* The task *
Write the records out again, keeping each line exactly as it is.
[Begin The data]
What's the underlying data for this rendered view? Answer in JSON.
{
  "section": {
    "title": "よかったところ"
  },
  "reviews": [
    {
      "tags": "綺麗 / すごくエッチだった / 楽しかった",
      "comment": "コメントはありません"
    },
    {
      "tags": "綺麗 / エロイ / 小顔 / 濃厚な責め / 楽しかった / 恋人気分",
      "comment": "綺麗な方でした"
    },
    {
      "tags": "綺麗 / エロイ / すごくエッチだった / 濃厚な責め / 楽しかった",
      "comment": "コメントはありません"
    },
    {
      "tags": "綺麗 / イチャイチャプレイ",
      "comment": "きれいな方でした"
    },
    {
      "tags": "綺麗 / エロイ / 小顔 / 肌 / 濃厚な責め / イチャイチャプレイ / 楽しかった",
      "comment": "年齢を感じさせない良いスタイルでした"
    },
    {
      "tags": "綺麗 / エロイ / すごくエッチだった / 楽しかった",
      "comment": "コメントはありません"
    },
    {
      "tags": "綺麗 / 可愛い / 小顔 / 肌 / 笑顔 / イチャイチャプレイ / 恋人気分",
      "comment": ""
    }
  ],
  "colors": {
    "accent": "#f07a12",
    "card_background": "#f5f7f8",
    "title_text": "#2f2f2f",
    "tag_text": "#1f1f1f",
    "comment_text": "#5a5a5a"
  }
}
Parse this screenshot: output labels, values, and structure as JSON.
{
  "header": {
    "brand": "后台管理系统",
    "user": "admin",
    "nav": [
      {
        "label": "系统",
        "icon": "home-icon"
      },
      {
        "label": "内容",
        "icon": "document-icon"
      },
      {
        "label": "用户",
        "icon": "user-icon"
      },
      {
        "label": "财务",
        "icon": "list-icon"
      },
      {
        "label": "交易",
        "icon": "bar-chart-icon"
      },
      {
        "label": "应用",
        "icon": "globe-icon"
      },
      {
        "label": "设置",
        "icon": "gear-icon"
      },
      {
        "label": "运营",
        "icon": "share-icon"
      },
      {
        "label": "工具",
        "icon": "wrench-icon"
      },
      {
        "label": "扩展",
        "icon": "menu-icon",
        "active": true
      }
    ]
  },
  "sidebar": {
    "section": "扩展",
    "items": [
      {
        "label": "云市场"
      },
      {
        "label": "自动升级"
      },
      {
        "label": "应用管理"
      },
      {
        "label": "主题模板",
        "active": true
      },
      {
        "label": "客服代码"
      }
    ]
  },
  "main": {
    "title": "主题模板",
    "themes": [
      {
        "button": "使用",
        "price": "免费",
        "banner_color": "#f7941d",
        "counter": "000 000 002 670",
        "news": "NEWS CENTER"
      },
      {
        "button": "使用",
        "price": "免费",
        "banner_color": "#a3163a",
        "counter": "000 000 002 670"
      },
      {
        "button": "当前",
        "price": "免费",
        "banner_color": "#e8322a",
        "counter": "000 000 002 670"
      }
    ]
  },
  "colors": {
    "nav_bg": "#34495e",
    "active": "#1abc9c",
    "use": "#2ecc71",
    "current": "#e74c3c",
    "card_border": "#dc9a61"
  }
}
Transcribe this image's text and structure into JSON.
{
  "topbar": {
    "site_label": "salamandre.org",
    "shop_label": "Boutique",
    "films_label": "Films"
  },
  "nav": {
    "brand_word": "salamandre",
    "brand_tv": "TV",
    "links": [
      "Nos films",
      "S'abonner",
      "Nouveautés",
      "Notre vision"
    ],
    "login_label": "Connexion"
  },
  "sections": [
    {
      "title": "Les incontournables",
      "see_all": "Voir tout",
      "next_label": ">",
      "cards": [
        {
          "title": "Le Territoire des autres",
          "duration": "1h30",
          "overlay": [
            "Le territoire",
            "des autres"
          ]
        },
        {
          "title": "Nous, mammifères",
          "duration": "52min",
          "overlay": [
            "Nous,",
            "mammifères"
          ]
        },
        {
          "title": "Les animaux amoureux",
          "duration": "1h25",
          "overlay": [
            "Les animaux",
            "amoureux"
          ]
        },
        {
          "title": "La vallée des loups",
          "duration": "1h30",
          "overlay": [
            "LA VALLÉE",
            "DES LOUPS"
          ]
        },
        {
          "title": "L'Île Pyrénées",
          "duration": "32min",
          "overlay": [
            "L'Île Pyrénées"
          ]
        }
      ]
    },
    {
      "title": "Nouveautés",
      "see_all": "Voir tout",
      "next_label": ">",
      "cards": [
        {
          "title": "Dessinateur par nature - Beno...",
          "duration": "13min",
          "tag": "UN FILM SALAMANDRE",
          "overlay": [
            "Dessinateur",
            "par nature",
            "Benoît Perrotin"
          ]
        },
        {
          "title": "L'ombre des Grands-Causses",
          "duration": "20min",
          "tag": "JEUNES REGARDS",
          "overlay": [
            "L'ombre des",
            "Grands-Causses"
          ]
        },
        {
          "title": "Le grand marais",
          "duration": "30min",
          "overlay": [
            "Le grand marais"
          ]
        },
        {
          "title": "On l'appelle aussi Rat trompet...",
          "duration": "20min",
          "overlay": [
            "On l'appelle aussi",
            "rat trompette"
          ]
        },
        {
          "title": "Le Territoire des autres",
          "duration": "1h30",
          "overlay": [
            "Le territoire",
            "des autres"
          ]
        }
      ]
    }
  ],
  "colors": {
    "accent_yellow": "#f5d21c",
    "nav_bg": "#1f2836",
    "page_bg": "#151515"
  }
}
[End The data]
* Solution for this problem *
What's the underlying data for this rendered view? Answer in JSON.
{
  "section": {
    "title": "よかったところ"
  },
  "reviews": [
    {
      "tags": "綺麗 / すごくエッチだった / 楽しかった",
      "comment": "コメントはありません"
    },
    {
      "tags": "綺麗 / エロイ / 小顔 / 濃厚な責め / 楽しかった / 恋人気分",
      "comment": "綺麗な方でした"
    },
    {
      "tags": "綺麗 / エロイ / すごくエッチだった / 濃厚な責め / 楽しかった",
      "comment": "コメントはありません"
    },
    {
      "tags": "綺麗 / イチャイチャプレイ",
      "comment": "きれいな方でした"
    },
    {
      "tags": "綺麗 / エロイ / 小顔 / 肌 / 濃厚な責め / イチャイチャプレイ / 楽しかった",
      "comment": "年齢を感じさせない良いスタイルでした"
    },
    {
      "tags": "綺麗 / エロイ / すごくエッチだった / 楽しかった",
      "comment": "コメントはありません"
    },
    {
      "tags": "綺麗 / 可愛い / 小顔 / 肌 / 笑顔 / イチャイチャプレイ / 恋人気分",
      "comment": ""
    }
  ],
  "colors": {
    "accent": "#f07a12",
    "card_background": "#f5f7f8",
    "title_text": "#2f2f2f",
    "tag_text": "#1f1f1f",
    "comment_text": "#5a5a5a"
  }
}
Parse this screenshot: output labels, values, and structure as JSON.
{
  "header": {
    "brand": "后台管理系统",
    "user": "admin",
    "nav": [
      {
        "label": "系统",
        "icon": "home-icon"
      },
      {
        "label": "内容",
        "icon": "document-icon"
      },
      {
        "label": "用户",
        "icon": "user-icon"
      },
      {
        "label": "财务",
        "icon": "list-icon"
      },
      {
        "label": "交易",
        "icon": "bar-chart-icon"
      },
      {
        "label": "应用",
        "icon": "globe-icon"
      },
      {
        "label": "设置",
        "icon": "gear-icon"
      },
      {
        "label": "运营",
        "icon": "share-icon"
      },
      {
        "label": "工具",
        "icon": "wrench-icon"
      },
      {
        "label": "扩展",
        "icon": "menu-icon",
        "active": true
      }
    ]
  },
  "sidebar": {
    "section": "扩展",
    "items": [
      {
        "label": "云市场"
      },
      {
        "label": "自动升级"
      },
      {
        "label": "应用管理"
      },
      {
        "label": "主题模板",
        "active": true
      },
      {
        "label": "客服代码"
      }
    ]
  },
  "main": {
    "title": "主题模板",
    "themes": [
      {
        "button": "使用",
        "price": "免费",
        "banner_color": "#f7941d",
        "counter": "000 000 002 670",
        "news": "NEWS CENTER"
      },
      {
        "button": "使用",
        "price": "免费",
        "banner_color": "#a3163a",
        "counter": "000 000 002 670"
      },
      {
        "button": "当前",
        "price": "免费",
        "banner_color": "#e8322a",
        "counter": "000 000 002 670"
      }
    ]
  },
  "colors": {
    "nav_bg": "#34495e",
    "active": "#1abc9c",
    "use": "#2ecc71",
    "current": "#e74c3c",
    "card_border": "#dc9a61"
  }
}
Transcribe this image's text and structure into JSON.
{
  "topbar": {
    "site_label": "salamandre.org",
    "shop_label": "Boutique",
    "films_label": "Films"
  },
  "nav": {
    "brand_word": "salamandre",
    "brand_tv": "TV",
    "links": [
      "Nos films",
      "S'abonner",
      "Nouveautés",
      "Notre vision"
    ],
    "login_label": "Connexion"
  },
  "sections": [
    {
      "title": "Les incontournables",
      "see_all": "Voir tout",
      "next_label": ">",
      "cards": [
        {
          "title": "Le Territoire des autres",
          "duration": "1h30",
          "overlay": [
            "Le territoire",
            "des autres"
          ]
        },
        {
          "title": "Nous, mammifères",
          "duration": "52min",
          "overlay": [
            "Nous,",
            "mammifères"
          ]
        },
        {
          "title": "Les animaux amoureux",
          "duration": "1h25",
          "overlay": [
            "Les animaux",
            "amoureux"
          ]
        },
        {
          "title": "La vallée des loups",
          "duration": "1h30",
          "overlay": [
            "LA VALLÉE",
            "DES LOUPS"
          ]
        },
        {
          "title": "L'Île Pyrénées",
          "duration": "32min",
          "overlay": [
            "L'Île Pyrénées"
          ]
        }
      ]
    },
    {
      "title": "Nouveautés",
      "see_all": "Voir tout",
      "next_label": ">",
      "cards": [
        {
          "title": "Dessinateur par nature - Beno...",
          "duration": "13min",
          "tag": "UN FILM SALAMANDRE",
          "overlay": [
            "Dessinateur",
            "par nature",
            "Benoît Perrotin"
          ]
        },
        {
          "title": "L'ombre des Grands-Causses",
          "duration": "20min",
          "tag": "JEUNES REGARDS",
          "overlay": [
            "L'ombre des",
            "Grands-Causses"
          ]
        },
        {
          "title": "Le grand marais",
          "duration": "30min",
          "overlay": [
            "Le grand marais"
          ]
        },
        {
          "title": "On l'appelle aussi Rat trompet...",
          "duration": "20min",
          "overlay": [
            "On l'appelle aussi",
            "rat trompette"
          ]
        },
        {
          "title": "Le Territoire des autres",
          "duration": "1h30",
          "overlay": [
            "Le territoire",
            "des autres"
          ]
        }
      ]
    }
  ],
  "colors": {
    "accent_yellow": "#f5d21c",
    "nav_bg": "#1f2836",
    "page_bg": "#151515"
  }
}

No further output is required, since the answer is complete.